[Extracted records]

————

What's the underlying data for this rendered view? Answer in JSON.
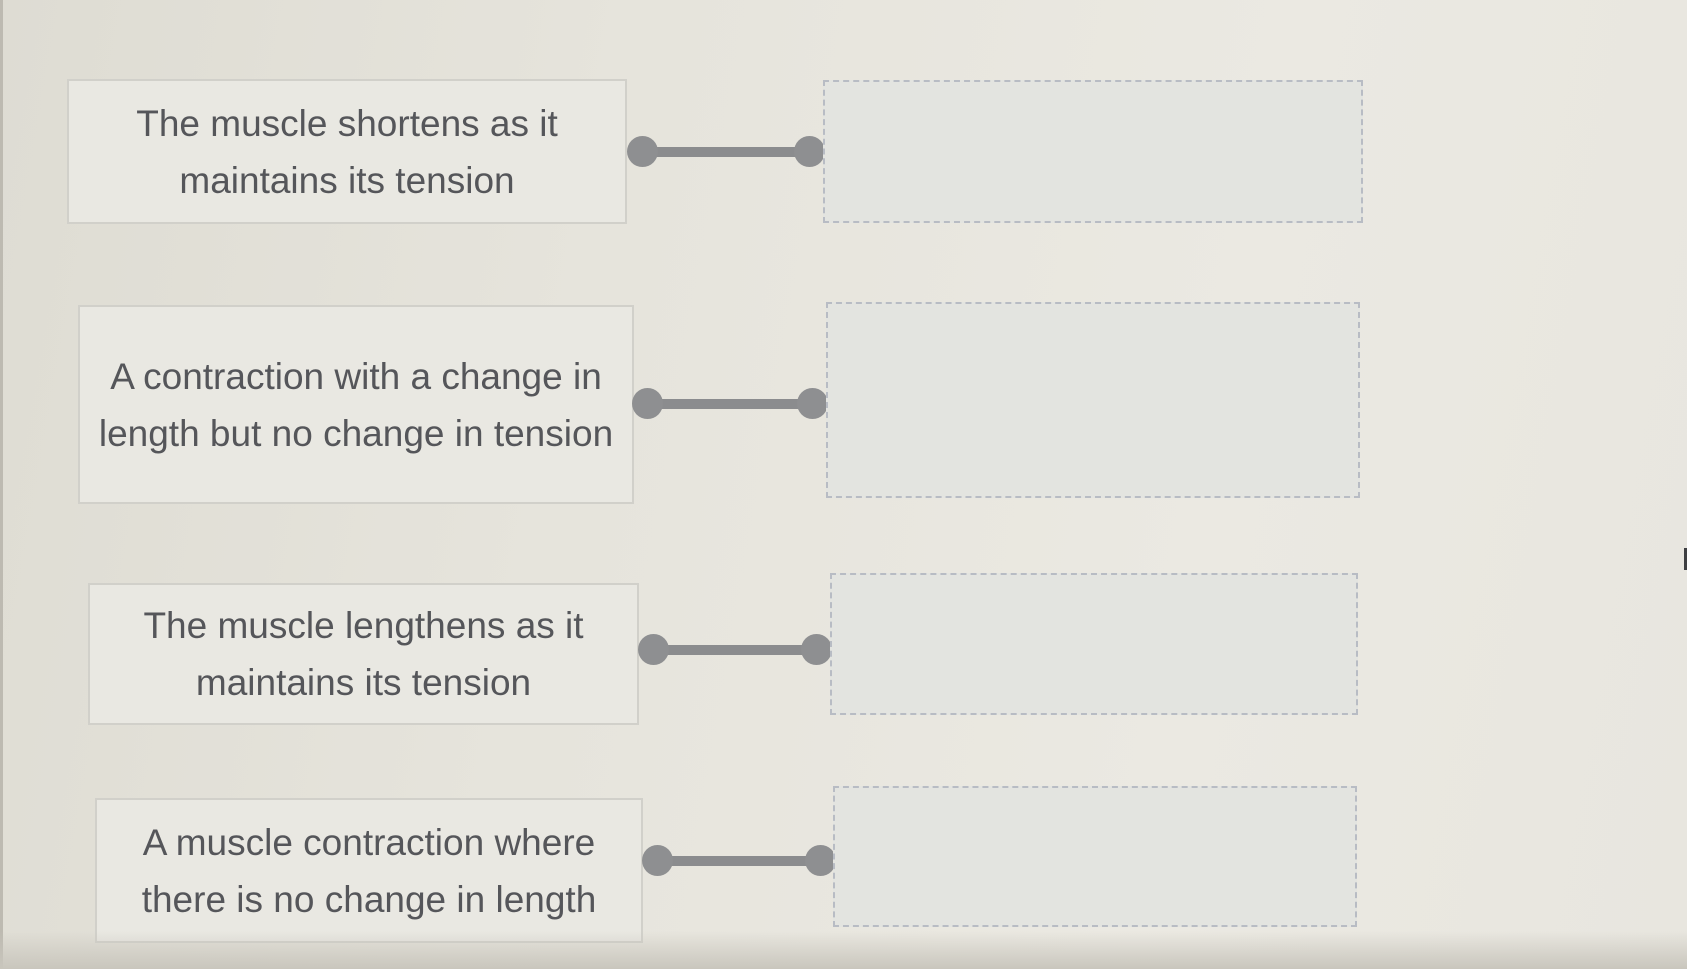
{
  "matching": {
    "rows": [
      {
        "premise": "The muscle shortens as it maintains its tension",
        "answer": ""
      },
      {
        "premise": "A contraction with a change in length but no change in tension",
        "answer": ""
      },
      {
        "premise": "The muscle lengthens as it maintains its tension",
        "answer": ""
      },
      {
        "premise": "A muscle contraction where there is no change in length",
        "answer": ""
      }
    ]
  },
  "colors": {
    "background": "#e6e4dc",
    "premise_box": "#e9e8e2",
    "premise_border": "#d1d0ca",
    "text": "#55565a",
    "connector": "#8b8c8e",
    "drop_zone_border": "#b8bcc4"
  },
  "icons": {
    "connector_handle": "connector-handle-icon"
  }
}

————

SET TASK » Using the listing, say how many lines include the word "change", and add nothing else.

EXERCISE RESULT » 2